- Task:
Every line below that contains "pony" is to be copied.

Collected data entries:
###
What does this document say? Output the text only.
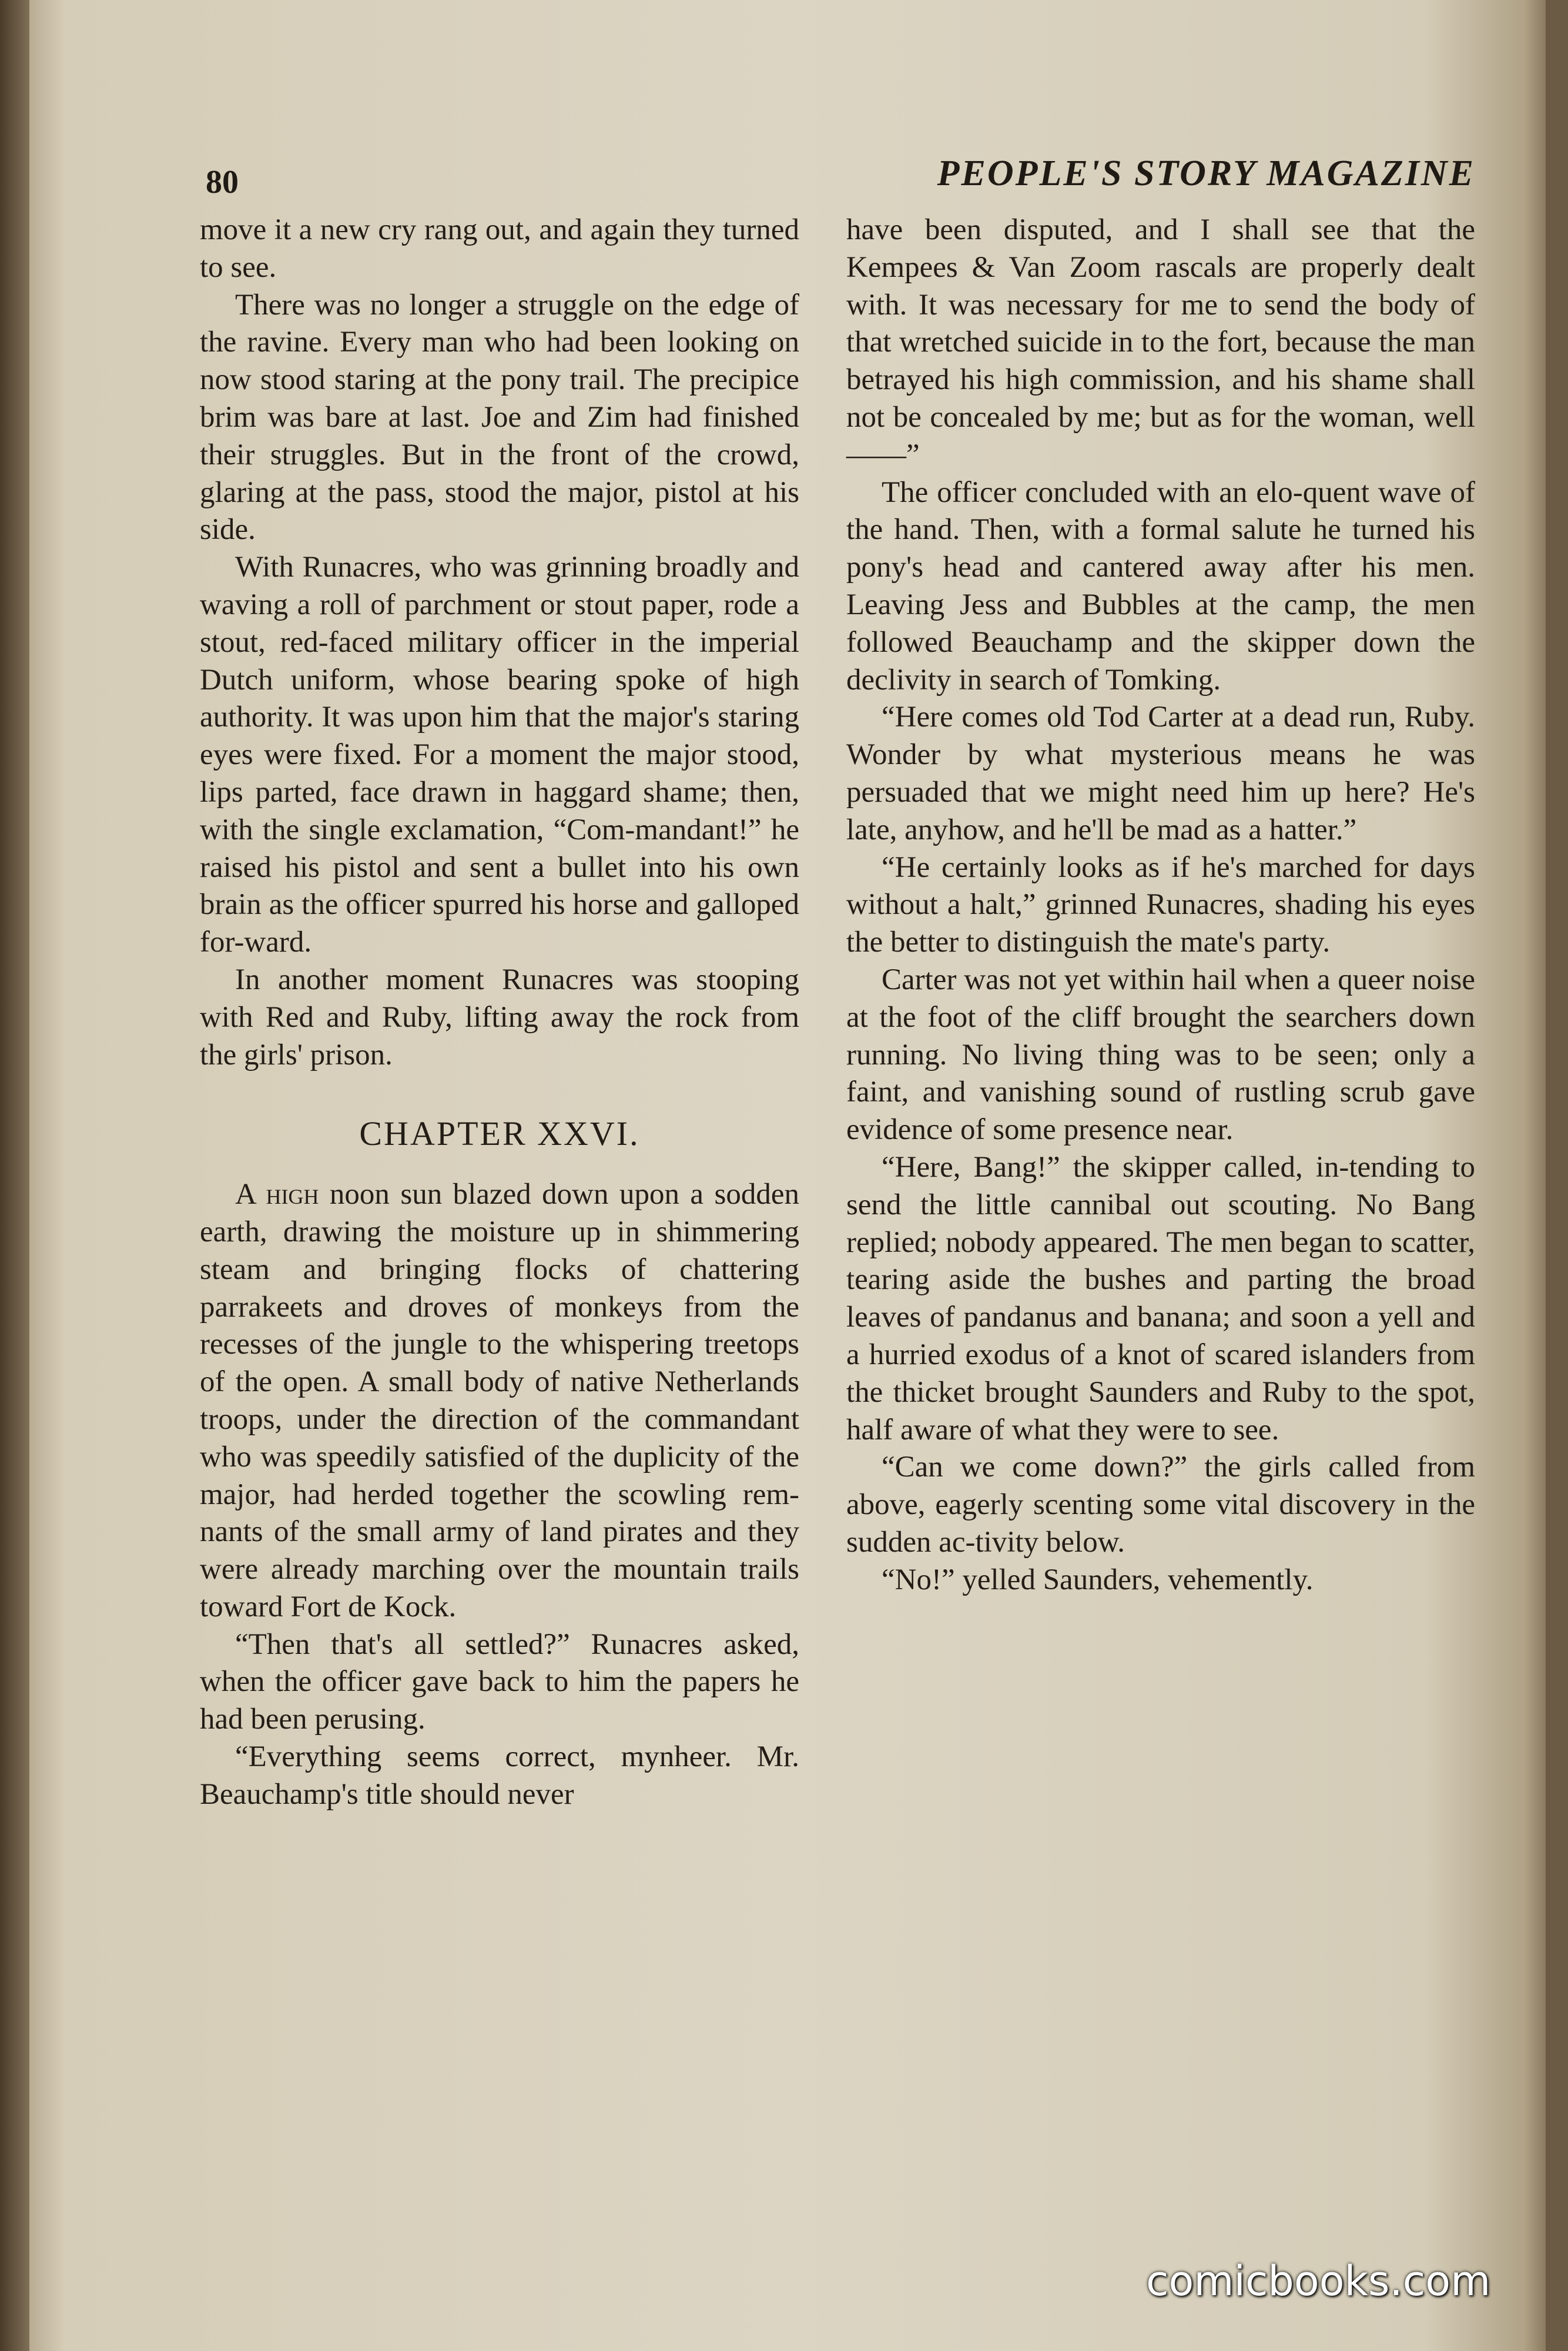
80	PEOPLE'S STORY MAGAZINE

move it a new cry rang out, and again they turned to see.

There was no longer a struggle on the edge of the ravine. Every man who had been looking on now stood staring at the pony trail. The precipice brim was bare at last. Joe and Zim had finished their struggles. But in the front of the crowd, glaring at the pass, stood the major, pistol at his side.

With Runacres, who was grinning broadly and waving a roll of parchment or stout paper, rode a stout, red-faced military officer in the imperial Dutch uniform, whose bearing spoke of high authority. It was upon him that the major's staring eyes were fixed. For a moment the major stood, lips parted, face drawn in haggard shame; then, with the single exclamation, “Com-mandant!” he raised his pistol and sent a bullet into his own brain as the officer spurred his horse and galloped for-ward.

In another moment Runacres was stooping with Red and Ruby, lifting away the rock from the girls' prison.

CHAPTER XXVI.

A high noon sun blazed down upon a sodden earth, drawing the moisture up in shimmering steam and bringing flocks of chattering parrakeets and droves of monkeys from the recesses of the jungle to the whispering treetops of the open. A small body of native Netherlands troops, under the direction of the commandant who was speedily satisfied of the duplicity of the major, had herded together the scowling rem-nants of the small army of land pirates and they were already marching over the mountain trails toward Fort de Kock.

“Then that's all settled?” Runacres asked, when the officer gave back to him the papers he had been perusing.

“Everything seems correct, mynheer. Mr. Beauchamp's title should never

have been disputed, and I shall see that the Kempees & Van Zoom rascals are properly dealt with. It was necessary for me to send the body of that wretched suicide in to the fort, because the man betrayed his high commission, and his shame shall not be concealed by me; but as for the woman, well——”

The officer concluded with an elo-quent wave of the hand. Then, with a formal salute he turned his pony's head and cantered away after his men. Leaving Jess and Bubbles at the camp, the men followed Beauchamp and the skipper down the declivity in search of Tomking.

“Here comes old Tod Carter at a dead run, Ruby. Wonder by what mysterious means he was persuaded that we might need him up here? He's late, anyhow, and he'll be mad as a hatter.”

“He certainly looks as if he's marched for days without a halt,” grinned Runacres, shading his eyes the better to distinguish the mate's party.

Carter was not yet within hail when a queer noise at the foot of the cliff brought the searchers down running. No living thing was to be seen; only a faint, and vanishing sound of rustling scrub gave evidence of some presence near.

“Here, Bang!” the skipper called, in-tending to send the little cannibal out scouting. No Bang replied; nobody appeared. The men began to scatter, tearing aside the bushes and parting the broad leaves of pandanus and banana; and soon a yell and a hurried exodus of a knot of scared islanders from the thicket brought Saunders and Ruby to the spot, half aware of what they were to see.

“Can we come down?” the girls called from above, eagerly scenting some vital discovery in the sudden ac-tivity below.

“No!” yelled Saunders, vehemently.

comicbooks.com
###
- Result of this task:
There was no longer a struggle on the edge of the ravine. Every man who had been looking on now stood staring at the pony trail. The precipice brim was bare at last. Joe and Zim had finished their struggles. But in the front of the crowd, glaring at the pass, stood the major, pistol at his side.
The officer concluded with an elo-quent wave of the hand. Then, with a formal salute he turned his pony's head and cantered away after his men. Leaving Jess and Bubbles at the camp, the men followed Beauchamp and the skipper down the declivity in search of Tomking.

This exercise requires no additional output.